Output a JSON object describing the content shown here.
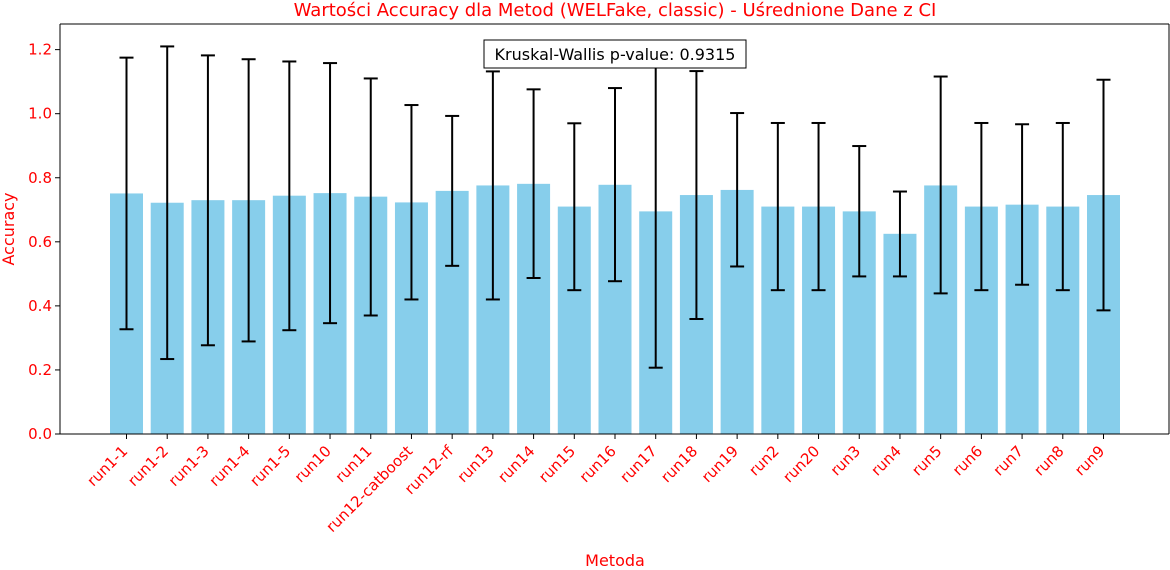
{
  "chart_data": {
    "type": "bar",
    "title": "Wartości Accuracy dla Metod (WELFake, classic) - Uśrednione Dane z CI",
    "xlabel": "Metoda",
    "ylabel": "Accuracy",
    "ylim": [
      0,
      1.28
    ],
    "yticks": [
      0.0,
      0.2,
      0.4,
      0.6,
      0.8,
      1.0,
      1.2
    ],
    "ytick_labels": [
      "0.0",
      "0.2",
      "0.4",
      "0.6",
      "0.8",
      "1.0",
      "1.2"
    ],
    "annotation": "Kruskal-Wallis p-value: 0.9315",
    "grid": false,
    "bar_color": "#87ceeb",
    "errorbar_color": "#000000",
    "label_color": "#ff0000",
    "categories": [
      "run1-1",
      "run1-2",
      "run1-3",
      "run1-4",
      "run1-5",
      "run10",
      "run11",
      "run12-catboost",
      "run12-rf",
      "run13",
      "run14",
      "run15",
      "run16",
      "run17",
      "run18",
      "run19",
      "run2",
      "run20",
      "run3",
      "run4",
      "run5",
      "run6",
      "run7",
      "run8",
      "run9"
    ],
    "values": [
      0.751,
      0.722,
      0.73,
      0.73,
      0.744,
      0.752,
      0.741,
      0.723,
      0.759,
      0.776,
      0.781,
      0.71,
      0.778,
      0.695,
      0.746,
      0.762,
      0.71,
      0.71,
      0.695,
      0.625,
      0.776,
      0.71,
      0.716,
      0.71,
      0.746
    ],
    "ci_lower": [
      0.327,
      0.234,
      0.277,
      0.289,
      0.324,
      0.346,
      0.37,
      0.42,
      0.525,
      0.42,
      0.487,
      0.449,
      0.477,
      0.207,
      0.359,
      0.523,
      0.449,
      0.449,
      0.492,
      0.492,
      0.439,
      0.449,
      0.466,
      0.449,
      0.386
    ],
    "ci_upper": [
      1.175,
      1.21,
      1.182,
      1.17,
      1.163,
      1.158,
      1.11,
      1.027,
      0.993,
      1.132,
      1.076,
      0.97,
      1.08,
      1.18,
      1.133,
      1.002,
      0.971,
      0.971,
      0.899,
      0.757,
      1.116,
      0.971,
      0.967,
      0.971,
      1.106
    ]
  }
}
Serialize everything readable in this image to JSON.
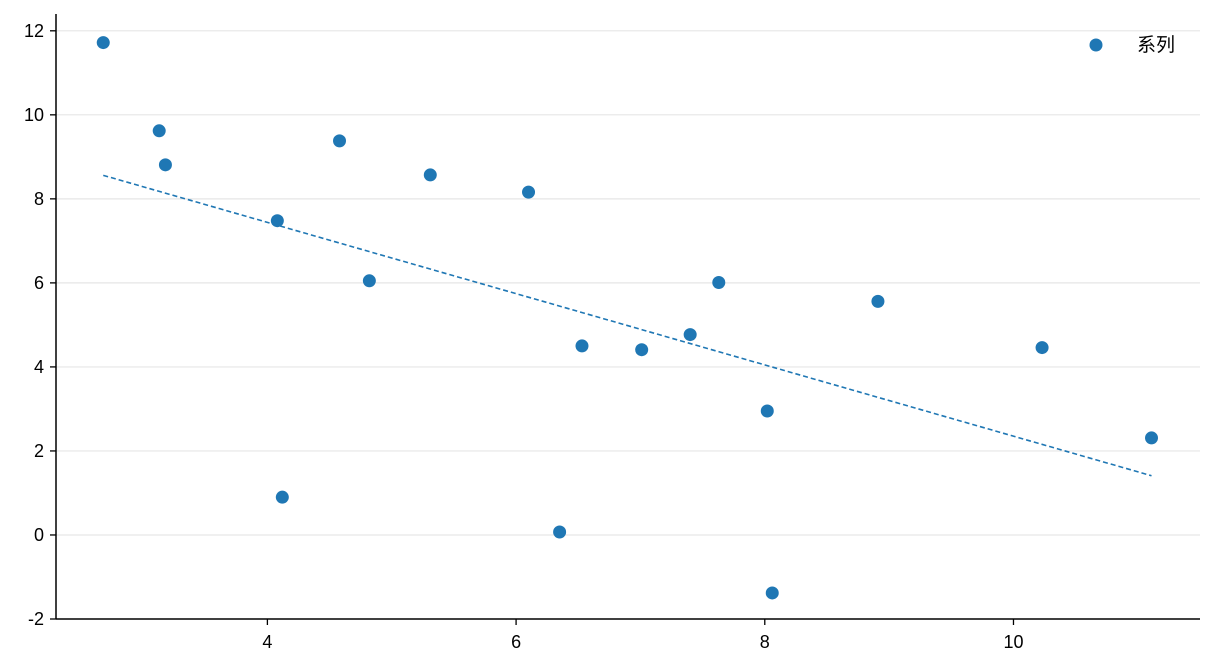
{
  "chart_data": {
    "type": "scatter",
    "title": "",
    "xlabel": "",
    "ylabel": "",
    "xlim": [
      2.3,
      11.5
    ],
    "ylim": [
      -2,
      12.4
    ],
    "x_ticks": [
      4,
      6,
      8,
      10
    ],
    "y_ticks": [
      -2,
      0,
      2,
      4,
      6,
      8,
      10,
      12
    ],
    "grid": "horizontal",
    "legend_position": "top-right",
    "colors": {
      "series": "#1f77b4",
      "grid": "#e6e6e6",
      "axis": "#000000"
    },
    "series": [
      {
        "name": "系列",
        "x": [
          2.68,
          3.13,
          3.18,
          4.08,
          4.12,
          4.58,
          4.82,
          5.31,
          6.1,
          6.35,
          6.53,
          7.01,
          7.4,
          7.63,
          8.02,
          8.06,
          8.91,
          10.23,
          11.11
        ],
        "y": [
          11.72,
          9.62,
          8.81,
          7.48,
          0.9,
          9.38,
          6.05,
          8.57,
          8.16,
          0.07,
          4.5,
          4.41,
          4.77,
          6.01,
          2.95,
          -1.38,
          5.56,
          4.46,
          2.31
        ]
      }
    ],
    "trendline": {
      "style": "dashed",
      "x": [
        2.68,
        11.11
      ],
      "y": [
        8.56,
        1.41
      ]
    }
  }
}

──────────

▶ [Challenge] Show every line from the listing above in which the string "JSON" appears.

▶ [Exercise response]
Output a JSON object describing the content shown here.
Serialize everything readable in this image to JSON.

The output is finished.